__PROBLEM__: Look through the listing below and report how many lines contain "Windows", as a bare number.

>> Begin

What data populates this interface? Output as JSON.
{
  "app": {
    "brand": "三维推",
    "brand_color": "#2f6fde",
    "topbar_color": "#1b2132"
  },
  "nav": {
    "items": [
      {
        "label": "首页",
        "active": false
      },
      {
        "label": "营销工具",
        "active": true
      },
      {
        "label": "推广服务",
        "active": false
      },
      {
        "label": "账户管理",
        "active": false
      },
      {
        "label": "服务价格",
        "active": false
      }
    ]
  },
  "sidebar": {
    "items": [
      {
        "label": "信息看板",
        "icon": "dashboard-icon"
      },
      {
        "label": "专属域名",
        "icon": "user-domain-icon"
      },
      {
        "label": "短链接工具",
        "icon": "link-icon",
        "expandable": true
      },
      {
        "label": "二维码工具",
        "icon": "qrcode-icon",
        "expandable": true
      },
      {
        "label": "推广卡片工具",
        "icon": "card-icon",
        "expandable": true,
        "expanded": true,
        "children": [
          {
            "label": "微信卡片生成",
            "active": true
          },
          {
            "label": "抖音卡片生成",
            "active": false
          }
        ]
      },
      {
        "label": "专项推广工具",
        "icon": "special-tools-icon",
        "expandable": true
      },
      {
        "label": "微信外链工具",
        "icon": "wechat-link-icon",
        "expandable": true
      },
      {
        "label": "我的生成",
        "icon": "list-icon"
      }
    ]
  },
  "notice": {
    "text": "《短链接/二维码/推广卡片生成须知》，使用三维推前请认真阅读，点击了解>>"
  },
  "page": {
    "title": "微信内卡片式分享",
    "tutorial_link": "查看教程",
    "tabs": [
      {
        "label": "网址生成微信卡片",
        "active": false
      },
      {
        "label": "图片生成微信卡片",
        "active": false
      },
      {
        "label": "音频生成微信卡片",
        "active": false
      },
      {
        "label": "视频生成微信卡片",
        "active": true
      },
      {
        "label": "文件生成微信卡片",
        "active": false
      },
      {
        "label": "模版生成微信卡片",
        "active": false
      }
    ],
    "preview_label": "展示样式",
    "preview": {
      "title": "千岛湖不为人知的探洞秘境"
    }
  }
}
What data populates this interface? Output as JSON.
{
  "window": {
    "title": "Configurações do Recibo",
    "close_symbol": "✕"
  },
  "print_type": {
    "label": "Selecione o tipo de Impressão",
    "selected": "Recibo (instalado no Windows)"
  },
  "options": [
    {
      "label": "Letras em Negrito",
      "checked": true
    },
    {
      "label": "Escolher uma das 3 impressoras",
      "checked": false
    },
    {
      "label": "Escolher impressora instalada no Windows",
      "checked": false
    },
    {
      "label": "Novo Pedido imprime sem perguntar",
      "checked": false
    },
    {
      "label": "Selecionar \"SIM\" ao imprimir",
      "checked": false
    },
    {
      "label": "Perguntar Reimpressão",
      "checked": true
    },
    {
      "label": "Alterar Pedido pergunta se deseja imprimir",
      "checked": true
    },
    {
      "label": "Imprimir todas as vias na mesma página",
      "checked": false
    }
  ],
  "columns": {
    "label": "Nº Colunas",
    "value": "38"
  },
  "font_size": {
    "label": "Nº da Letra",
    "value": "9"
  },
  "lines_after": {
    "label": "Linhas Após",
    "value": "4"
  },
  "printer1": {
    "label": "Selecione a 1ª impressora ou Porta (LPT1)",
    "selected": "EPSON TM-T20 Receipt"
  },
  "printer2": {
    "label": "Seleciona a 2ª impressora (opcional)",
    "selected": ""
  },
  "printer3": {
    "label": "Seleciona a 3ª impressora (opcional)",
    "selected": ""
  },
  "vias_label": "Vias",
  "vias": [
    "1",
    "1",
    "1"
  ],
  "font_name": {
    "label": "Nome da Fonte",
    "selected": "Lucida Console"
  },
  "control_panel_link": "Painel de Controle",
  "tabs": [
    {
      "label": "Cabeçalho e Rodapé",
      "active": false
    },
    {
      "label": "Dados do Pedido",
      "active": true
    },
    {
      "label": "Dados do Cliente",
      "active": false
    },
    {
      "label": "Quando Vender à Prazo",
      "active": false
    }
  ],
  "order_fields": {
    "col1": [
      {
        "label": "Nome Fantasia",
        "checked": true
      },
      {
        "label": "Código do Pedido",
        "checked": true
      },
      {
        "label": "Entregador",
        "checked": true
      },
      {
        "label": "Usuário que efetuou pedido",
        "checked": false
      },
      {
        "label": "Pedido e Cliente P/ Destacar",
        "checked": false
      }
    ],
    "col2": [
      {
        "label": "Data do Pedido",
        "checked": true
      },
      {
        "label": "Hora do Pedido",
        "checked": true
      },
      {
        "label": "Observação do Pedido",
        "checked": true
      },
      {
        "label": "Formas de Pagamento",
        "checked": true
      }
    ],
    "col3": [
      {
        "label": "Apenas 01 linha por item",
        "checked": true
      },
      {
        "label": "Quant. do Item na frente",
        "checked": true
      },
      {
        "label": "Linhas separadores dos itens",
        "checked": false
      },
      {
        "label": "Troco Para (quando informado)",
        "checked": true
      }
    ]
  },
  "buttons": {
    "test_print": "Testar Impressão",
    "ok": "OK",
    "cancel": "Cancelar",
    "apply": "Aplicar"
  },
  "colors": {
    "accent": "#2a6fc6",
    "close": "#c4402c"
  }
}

>> End

__IN RESPONSE__: 2